#### Available data

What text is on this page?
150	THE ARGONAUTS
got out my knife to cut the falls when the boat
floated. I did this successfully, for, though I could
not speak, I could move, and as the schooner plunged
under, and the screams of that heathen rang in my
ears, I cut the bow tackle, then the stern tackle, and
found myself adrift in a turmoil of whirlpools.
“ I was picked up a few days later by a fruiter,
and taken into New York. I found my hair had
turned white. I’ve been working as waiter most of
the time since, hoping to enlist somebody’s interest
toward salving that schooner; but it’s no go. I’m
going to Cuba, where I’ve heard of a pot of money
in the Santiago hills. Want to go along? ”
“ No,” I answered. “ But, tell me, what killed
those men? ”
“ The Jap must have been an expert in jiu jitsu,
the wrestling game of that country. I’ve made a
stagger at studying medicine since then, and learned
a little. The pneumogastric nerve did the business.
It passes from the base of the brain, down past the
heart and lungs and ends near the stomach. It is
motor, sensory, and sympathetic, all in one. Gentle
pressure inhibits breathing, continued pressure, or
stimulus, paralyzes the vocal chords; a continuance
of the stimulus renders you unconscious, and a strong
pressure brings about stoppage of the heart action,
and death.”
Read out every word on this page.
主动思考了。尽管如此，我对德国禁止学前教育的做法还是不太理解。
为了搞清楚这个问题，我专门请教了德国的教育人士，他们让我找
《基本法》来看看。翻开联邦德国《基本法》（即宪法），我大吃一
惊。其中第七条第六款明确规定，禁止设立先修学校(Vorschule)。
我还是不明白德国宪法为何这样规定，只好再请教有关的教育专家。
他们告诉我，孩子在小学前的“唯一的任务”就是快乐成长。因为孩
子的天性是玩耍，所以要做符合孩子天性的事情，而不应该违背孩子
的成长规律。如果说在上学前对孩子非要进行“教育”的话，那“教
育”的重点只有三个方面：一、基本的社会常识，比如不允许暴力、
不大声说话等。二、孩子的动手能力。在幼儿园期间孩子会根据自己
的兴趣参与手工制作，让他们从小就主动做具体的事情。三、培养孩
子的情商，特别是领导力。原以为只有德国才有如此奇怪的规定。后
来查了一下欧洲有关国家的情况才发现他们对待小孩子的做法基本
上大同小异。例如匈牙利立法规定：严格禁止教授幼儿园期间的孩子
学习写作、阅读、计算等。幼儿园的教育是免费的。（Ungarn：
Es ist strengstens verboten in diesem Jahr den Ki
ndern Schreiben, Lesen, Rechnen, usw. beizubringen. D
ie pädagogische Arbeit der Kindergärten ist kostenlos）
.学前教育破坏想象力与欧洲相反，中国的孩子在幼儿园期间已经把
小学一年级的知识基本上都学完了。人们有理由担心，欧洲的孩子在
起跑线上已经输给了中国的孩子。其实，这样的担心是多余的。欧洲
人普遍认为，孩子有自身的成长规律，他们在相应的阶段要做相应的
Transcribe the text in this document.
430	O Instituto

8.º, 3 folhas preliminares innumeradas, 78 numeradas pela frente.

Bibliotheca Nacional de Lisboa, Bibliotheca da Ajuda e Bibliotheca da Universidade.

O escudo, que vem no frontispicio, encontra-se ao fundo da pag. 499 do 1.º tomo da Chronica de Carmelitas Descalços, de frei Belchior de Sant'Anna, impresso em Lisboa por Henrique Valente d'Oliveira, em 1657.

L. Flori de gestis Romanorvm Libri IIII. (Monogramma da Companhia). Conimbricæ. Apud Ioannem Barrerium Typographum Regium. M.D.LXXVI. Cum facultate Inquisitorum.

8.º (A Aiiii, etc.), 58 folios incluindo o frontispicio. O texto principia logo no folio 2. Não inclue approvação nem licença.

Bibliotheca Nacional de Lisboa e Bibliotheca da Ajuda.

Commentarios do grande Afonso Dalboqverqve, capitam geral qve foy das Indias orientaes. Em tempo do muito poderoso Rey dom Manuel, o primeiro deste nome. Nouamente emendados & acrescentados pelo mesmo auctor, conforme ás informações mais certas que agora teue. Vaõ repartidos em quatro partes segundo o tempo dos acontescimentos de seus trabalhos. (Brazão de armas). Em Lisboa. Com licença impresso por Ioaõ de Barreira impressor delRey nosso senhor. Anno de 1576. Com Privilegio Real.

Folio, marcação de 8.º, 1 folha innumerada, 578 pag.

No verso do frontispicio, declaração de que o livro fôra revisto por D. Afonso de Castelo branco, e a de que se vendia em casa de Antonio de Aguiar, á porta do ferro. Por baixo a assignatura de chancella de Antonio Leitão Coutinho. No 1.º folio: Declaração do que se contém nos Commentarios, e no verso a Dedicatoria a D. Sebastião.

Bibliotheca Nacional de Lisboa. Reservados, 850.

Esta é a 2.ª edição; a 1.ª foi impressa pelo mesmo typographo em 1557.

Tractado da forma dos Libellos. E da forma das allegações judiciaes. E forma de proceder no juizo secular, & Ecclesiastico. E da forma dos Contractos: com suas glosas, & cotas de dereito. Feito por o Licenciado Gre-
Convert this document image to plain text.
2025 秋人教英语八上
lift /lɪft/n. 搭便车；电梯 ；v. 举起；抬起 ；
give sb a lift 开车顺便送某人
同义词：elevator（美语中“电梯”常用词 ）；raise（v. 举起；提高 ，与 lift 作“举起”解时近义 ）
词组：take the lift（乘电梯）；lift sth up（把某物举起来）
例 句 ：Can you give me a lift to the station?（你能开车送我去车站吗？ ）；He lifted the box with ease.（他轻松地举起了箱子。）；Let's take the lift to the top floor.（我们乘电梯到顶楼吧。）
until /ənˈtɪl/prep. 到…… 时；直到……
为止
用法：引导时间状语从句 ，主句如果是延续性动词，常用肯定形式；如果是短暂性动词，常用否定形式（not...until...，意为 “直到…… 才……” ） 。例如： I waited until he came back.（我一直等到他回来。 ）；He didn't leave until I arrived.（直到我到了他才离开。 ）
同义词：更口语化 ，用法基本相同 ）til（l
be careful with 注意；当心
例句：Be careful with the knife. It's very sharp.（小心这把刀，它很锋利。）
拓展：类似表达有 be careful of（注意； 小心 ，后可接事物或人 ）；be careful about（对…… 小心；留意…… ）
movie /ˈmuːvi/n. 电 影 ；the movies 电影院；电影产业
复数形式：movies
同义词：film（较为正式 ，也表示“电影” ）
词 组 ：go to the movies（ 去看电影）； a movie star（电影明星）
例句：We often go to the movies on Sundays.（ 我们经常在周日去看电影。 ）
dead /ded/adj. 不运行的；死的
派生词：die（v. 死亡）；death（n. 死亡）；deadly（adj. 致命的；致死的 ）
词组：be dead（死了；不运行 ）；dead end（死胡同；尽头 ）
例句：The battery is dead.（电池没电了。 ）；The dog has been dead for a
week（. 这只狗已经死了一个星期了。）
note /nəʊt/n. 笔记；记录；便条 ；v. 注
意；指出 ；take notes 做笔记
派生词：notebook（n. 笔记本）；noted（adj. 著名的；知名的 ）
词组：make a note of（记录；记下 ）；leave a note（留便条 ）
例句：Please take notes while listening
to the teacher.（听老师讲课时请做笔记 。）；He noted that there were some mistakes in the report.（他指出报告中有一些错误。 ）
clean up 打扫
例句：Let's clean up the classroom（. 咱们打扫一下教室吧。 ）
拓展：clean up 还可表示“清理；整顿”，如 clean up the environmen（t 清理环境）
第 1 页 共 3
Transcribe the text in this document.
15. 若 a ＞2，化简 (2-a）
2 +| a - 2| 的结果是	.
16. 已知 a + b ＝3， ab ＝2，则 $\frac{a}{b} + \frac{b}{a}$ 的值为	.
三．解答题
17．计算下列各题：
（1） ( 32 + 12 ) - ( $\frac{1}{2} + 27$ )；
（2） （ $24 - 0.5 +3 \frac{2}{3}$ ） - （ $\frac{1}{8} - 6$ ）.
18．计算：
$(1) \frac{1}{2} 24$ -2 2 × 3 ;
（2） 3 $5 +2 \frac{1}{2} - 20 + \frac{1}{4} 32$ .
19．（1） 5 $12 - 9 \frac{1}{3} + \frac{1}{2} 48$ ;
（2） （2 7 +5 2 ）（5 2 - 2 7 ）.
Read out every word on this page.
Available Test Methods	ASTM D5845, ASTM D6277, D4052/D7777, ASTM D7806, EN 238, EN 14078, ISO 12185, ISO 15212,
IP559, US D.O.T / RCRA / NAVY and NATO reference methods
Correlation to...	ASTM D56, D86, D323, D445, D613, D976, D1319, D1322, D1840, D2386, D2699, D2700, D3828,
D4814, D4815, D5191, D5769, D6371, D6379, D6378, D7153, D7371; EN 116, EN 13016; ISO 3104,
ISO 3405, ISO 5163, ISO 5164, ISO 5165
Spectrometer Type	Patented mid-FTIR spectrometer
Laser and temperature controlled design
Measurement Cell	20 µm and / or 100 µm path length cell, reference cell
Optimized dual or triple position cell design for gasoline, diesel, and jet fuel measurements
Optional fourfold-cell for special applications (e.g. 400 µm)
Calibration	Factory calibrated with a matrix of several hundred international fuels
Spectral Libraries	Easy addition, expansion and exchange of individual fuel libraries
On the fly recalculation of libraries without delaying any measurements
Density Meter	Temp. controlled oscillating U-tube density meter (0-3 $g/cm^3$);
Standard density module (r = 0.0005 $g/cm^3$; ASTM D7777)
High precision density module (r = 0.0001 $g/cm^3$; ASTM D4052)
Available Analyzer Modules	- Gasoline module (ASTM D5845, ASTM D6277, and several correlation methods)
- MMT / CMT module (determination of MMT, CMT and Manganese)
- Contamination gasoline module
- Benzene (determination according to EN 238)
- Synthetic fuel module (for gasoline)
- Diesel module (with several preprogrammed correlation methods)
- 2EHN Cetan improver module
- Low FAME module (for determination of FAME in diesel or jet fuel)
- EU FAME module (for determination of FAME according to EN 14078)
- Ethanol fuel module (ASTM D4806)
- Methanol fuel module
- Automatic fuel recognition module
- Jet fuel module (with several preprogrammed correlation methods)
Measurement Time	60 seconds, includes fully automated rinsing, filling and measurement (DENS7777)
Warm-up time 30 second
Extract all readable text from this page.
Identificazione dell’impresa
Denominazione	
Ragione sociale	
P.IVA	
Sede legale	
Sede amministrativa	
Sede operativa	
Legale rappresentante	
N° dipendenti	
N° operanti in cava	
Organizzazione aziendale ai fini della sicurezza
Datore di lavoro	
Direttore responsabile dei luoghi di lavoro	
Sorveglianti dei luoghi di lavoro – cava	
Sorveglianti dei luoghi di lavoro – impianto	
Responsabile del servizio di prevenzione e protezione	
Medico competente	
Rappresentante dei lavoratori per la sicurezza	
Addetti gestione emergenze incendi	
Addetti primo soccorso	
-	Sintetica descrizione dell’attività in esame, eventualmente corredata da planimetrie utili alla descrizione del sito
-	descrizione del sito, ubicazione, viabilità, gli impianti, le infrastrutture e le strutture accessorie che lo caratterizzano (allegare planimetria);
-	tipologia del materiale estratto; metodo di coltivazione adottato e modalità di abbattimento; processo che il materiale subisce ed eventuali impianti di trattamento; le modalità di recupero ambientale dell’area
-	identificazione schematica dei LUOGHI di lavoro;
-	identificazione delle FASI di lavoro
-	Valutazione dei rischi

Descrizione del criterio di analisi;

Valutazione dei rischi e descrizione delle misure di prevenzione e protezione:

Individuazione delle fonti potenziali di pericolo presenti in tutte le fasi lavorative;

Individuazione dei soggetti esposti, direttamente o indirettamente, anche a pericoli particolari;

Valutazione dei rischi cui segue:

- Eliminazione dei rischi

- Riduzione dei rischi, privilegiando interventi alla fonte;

########

- [What is asked]: Pull every line containing "Sede" out of the records.

- [Written reply]:
Sede legale	
Sede amministrativa	
Sede operativa	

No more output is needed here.